» **EXERCISE**:
Reproduce each line that includes the word "suunnittelussa".

[Data entries]
----------
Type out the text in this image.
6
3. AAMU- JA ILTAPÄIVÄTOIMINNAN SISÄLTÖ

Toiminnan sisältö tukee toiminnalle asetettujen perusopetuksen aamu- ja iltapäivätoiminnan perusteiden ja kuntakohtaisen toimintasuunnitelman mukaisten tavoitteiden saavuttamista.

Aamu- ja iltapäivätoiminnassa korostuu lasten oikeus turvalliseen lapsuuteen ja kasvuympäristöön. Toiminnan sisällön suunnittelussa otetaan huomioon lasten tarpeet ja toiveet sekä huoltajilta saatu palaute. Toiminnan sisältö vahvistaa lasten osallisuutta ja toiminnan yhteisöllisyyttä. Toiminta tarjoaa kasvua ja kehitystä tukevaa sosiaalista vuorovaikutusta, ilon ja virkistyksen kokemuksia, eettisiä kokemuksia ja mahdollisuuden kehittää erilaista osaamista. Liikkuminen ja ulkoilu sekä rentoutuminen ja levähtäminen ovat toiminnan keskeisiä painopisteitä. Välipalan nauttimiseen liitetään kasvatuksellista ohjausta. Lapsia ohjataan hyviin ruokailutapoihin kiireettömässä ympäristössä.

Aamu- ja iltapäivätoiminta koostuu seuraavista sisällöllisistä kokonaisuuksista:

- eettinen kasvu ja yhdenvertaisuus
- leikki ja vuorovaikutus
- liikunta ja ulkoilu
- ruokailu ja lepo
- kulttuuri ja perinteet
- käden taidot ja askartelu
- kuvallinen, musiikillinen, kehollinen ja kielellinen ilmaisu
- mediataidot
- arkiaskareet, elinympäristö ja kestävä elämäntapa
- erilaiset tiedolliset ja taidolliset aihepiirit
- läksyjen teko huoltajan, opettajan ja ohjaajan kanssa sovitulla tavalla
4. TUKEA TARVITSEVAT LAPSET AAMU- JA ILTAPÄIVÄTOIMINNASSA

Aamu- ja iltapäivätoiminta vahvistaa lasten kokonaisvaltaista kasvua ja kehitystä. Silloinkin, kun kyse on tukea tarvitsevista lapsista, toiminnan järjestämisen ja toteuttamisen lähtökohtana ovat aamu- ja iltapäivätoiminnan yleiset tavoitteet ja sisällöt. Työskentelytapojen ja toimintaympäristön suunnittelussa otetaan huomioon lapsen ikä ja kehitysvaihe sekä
----------
» **FINAL ANSWER**:
Aamu- ja iltapäivätoiminnassa korostuu lasten oikeus turvalliseen lapsuuteen ja kasvuympäristöön. Toiminnan sisällön suunnittelussa otetaan huomioon lasten tarpeet ja toiveet sekä huoltajilta saatu palaute. Toiminnan sisältö vahvistaa lasten osallisuutta ja toiminnan yhteisöllisyyttä. Toiminta tarjoaa kasvua ja kehitystä tukevaa sosiaalista vuorovaikutusta, ilon ja virkistyksen kokemuksia, eettisiä kokemuksia ja mahdollisuuden kehittää erilaista osaamista. Liikkuminen ja ulkoilu sekä rentoutuminen ja levähtäminen ovat toiminnan keskeisiä painopisteitä. Välipalan nauttimiseen liitetään kasvatuksellista ohjausta. Lapsia ohjataan hyviin ruokailutapoihin kiireettömässä ympäristössä.
Aamu- ja iltapäivätoiminta vahvistaa lasten kokonaisvaltaista kasvua ja kehitystä. Silloinkin, kun kyse on tukea tarvitsevista lapsista, toiminnan järjestämisen ja toteuttamisen lähtökohtana ovat aamu- ja iltapäivätoiminnan yleiset tavoitteet ja sisällöt. Työskentelytapojen ja toimintaympäristön suunnittelussa otetaan huomioon lapsen ikä ja kehitysvaihe sekä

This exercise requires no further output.